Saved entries
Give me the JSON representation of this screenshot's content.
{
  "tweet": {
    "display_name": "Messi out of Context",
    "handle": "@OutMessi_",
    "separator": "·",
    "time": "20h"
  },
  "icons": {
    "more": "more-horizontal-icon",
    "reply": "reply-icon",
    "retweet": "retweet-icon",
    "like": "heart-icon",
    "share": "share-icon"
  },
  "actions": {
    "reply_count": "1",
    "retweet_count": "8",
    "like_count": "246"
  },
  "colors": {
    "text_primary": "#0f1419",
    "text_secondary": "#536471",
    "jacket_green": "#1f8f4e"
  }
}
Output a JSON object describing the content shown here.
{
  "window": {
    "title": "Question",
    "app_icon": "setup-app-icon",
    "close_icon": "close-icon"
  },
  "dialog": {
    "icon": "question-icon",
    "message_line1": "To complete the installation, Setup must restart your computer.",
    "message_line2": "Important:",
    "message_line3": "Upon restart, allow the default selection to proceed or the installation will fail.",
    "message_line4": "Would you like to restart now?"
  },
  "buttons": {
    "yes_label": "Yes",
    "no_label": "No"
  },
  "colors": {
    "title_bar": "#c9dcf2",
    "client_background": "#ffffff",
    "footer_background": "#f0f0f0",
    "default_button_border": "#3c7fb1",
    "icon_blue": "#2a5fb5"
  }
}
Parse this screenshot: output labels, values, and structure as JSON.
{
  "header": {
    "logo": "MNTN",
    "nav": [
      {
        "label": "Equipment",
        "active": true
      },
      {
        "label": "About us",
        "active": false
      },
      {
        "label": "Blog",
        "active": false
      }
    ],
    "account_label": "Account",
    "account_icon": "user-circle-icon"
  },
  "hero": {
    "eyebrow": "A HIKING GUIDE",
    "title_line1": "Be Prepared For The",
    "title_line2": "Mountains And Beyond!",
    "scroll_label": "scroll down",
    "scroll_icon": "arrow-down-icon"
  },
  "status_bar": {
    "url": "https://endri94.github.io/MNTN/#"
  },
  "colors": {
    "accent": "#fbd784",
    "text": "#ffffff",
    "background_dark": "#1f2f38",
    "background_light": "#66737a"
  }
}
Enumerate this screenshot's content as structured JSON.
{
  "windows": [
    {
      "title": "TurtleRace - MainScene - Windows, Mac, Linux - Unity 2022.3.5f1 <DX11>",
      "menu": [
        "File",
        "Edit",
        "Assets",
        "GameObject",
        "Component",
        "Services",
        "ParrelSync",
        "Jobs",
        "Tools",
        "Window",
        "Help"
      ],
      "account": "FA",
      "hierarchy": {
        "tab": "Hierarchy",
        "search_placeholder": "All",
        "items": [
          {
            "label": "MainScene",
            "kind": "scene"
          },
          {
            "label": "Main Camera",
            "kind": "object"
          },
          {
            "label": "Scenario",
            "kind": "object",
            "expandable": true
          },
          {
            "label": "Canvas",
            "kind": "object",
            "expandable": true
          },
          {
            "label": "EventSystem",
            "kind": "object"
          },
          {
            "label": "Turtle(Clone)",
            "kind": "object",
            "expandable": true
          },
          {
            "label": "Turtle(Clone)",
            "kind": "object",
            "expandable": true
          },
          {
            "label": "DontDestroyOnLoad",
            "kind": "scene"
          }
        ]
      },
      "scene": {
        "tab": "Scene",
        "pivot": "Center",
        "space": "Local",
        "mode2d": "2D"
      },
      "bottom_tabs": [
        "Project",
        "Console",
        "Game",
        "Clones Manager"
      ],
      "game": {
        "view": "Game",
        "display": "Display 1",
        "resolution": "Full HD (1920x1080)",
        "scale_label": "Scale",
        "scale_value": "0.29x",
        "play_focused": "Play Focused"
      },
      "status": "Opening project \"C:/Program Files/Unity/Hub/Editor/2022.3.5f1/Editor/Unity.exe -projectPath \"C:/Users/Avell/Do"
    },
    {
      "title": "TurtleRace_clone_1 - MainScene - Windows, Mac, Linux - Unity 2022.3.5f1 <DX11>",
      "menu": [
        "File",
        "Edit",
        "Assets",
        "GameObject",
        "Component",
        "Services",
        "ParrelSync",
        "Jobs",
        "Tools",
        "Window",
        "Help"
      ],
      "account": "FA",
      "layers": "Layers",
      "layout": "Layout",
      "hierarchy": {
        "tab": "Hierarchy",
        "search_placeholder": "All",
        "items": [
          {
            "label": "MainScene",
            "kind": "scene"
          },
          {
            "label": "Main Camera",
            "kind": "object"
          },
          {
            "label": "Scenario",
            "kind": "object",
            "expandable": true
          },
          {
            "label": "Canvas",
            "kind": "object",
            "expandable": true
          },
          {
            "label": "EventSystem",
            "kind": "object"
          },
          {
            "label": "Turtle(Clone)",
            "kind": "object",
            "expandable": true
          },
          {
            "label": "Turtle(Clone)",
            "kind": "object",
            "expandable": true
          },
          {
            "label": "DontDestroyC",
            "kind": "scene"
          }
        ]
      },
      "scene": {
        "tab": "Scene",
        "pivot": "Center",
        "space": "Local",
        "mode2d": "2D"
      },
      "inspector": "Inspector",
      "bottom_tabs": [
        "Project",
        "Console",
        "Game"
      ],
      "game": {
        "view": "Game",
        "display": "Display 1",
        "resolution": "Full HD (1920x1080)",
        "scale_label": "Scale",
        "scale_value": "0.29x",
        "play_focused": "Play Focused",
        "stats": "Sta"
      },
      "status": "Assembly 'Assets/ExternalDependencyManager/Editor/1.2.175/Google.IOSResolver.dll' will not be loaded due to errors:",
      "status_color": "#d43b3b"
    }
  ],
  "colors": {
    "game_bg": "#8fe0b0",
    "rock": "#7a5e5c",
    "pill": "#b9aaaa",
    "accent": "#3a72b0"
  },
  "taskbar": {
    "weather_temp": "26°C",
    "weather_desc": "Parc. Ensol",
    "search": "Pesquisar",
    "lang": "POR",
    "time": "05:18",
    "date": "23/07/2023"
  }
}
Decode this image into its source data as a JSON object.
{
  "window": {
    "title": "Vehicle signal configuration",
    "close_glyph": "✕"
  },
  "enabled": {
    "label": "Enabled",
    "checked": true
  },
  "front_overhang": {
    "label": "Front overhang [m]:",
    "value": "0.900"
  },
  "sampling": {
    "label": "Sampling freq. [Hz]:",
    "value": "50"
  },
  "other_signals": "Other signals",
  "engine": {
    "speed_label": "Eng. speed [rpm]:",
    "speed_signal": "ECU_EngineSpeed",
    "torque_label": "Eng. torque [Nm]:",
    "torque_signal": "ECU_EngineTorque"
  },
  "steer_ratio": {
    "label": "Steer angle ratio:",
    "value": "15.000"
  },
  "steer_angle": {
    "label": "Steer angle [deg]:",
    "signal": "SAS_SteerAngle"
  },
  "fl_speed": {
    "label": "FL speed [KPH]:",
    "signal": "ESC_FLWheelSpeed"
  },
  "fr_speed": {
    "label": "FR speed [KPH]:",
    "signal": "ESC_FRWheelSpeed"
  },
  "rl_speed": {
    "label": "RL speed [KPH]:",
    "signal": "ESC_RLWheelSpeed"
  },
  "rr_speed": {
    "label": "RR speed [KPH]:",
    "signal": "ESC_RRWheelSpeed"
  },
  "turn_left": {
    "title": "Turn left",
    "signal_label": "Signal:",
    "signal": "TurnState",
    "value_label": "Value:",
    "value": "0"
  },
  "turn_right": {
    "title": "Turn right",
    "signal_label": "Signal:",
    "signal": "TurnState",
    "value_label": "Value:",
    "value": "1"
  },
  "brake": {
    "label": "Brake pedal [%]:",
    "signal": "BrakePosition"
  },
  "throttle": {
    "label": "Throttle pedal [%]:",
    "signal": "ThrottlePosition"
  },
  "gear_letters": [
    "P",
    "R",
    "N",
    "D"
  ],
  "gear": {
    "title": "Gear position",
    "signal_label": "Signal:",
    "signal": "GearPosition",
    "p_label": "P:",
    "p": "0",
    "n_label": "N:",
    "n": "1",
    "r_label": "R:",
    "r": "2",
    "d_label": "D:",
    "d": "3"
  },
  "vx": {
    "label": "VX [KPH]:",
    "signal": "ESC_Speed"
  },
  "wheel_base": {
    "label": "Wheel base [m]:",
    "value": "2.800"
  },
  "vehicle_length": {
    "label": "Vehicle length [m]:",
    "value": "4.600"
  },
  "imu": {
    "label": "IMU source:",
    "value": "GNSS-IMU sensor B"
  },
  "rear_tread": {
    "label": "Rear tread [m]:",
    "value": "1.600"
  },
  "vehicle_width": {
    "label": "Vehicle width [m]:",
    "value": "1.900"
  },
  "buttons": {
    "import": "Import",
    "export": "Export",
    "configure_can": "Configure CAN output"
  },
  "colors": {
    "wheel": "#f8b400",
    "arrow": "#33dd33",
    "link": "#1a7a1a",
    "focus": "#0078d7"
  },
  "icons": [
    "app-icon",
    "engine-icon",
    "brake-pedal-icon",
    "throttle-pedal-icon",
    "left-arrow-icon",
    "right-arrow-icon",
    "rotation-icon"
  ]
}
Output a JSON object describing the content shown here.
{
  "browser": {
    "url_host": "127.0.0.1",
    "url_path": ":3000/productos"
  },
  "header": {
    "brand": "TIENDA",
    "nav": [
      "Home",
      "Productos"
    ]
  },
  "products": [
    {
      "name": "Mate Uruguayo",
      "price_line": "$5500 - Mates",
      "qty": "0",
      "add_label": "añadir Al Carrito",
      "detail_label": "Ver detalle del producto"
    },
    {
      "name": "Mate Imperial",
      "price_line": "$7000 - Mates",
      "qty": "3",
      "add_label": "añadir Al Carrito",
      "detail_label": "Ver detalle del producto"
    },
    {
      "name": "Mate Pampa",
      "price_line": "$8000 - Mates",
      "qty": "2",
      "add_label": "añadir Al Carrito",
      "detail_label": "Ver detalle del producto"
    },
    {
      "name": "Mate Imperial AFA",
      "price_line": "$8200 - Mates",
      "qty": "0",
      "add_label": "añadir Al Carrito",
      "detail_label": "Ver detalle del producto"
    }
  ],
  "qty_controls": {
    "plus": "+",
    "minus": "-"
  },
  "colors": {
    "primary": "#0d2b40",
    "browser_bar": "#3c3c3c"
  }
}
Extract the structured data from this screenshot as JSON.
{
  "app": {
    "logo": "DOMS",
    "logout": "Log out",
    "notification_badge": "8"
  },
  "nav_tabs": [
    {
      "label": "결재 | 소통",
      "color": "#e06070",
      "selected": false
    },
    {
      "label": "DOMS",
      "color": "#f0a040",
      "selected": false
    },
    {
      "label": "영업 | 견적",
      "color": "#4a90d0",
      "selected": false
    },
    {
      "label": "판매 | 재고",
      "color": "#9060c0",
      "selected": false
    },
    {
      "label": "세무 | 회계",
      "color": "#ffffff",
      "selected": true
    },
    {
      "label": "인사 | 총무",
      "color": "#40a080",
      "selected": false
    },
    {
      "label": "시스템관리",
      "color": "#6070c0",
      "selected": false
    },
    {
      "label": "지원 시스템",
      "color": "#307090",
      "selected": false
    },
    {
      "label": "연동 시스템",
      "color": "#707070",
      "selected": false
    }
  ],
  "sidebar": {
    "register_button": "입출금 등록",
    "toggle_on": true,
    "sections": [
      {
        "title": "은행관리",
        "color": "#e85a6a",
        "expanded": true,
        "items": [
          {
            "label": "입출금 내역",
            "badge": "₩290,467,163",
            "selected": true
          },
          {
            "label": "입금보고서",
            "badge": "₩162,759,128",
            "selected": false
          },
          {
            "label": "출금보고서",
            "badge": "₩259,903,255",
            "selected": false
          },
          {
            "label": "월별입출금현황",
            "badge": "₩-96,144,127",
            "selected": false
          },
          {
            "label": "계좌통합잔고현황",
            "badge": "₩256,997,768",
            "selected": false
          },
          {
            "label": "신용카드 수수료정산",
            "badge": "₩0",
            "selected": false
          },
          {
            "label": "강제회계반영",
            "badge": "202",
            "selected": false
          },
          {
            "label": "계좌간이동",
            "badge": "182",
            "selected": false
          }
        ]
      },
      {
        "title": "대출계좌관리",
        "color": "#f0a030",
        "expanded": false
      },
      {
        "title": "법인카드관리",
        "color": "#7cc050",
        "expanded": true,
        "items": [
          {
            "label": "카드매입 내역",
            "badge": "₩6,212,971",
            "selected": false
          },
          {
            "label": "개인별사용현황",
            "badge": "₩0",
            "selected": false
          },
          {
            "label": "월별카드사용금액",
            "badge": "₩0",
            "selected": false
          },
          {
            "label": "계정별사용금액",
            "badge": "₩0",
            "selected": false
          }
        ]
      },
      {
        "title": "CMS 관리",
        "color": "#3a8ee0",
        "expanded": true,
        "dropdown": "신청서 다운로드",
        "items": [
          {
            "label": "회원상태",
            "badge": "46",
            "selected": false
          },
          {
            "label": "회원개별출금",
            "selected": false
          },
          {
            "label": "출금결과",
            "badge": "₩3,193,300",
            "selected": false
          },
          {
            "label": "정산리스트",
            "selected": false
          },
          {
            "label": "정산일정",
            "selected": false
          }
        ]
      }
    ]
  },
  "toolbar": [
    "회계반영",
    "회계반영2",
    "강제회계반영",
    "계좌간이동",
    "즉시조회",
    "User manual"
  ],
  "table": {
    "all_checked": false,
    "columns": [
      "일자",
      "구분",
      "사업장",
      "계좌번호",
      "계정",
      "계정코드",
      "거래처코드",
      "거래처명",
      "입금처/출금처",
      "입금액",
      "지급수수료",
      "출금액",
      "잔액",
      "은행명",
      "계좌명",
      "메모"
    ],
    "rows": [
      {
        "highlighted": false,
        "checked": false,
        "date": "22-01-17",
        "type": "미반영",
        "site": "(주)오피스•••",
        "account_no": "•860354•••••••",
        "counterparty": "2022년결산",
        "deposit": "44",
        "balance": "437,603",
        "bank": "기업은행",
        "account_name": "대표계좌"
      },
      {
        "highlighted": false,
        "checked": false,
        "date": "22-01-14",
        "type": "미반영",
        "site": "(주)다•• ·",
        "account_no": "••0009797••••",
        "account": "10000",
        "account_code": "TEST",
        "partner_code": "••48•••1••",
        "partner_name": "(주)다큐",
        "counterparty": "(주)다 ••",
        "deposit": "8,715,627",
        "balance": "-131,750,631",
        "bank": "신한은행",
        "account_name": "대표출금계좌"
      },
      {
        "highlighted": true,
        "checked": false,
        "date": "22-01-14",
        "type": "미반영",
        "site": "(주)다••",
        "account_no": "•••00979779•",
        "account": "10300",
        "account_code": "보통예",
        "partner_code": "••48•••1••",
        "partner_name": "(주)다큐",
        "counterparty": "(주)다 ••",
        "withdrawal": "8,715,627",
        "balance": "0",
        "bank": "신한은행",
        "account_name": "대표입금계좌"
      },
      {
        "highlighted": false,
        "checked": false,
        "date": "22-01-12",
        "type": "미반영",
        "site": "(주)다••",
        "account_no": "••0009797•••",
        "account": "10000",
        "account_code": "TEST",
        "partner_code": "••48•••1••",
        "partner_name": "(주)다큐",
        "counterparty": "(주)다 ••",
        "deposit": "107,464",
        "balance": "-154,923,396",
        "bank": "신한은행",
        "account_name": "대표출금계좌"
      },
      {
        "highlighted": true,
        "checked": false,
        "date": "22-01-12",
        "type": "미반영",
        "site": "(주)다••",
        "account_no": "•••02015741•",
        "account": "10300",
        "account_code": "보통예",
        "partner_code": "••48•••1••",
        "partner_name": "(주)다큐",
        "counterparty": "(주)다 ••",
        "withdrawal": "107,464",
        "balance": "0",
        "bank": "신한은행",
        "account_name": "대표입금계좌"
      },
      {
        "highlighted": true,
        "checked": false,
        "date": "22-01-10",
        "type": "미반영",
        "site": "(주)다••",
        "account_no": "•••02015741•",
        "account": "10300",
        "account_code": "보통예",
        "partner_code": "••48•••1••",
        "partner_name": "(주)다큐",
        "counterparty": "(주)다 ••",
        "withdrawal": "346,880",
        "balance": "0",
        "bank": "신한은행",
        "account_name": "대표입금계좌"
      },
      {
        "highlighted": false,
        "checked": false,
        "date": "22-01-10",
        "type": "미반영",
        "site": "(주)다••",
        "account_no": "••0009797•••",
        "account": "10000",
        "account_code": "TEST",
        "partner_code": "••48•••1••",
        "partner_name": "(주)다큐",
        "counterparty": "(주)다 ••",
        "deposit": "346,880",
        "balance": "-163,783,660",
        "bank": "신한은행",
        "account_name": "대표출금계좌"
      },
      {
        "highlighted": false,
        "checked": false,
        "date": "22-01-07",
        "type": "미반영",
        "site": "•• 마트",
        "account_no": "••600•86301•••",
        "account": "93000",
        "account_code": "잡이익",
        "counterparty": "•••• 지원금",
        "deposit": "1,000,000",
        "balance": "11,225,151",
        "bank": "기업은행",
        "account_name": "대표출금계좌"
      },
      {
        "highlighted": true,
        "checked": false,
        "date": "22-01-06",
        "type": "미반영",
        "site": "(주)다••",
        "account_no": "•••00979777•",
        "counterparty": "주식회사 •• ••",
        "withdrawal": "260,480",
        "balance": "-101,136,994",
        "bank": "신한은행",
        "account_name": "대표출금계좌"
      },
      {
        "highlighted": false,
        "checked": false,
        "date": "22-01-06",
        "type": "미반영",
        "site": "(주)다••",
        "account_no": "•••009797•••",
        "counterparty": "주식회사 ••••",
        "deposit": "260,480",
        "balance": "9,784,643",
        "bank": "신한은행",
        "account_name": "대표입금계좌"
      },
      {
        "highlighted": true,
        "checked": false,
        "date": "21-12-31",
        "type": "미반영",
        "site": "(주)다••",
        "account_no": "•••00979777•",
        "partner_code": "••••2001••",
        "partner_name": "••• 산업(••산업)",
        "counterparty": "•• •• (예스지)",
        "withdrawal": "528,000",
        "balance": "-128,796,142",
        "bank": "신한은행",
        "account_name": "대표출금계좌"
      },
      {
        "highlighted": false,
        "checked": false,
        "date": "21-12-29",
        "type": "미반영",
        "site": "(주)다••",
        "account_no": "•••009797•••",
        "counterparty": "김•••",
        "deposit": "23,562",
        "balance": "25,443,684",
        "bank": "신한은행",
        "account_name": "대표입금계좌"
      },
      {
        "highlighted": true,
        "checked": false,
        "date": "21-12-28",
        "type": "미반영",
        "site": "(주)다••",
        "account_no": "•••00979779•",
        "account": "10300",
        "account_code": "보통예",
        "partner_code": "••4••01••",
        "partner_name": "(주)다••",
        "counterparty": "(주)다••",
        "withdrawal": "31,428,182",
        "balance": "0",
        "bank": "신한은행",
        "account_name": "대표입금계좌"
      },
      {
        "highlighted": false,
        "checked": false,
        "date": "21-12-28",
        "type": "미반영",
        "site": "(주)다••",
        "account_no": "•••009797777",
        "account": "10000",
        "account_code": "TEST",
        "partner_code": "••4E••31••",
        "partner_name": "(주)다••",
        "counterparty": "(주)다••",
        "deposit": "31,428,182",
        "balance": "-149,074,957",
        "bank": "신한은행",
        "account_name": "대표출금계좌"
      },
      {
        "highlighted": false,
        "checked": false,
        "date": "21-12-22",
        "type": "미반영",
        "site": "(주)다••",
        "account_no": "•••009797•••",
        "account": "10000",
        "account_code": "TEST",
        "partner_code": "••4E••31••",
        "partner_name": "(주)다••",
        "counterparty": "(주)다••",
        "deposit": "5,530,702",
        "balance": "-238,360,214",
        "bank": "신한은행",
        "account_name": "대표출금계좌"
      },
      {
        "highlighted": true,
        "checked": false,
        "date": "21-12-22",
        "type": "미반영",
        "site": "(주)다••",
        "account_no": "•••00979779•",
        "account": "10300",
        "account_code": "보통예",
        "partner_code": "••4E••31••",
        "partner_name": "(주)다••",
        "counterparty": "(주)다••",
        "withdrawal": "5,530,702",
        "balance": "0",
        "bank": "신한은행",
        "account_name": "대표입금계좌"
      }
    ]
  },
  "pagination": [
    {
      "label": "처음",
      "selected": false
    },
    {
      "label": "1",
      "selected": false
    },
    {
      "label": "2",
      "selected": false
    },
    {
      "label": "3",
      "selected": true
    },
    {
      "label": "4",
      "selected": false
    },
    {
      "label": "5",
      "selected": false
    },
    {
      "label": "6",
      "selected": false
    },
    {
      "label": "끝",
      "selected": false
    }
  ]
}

Job -
Among the entries above, how many lines include the word "MainScene"? Reply with the number only.

Written answer -
4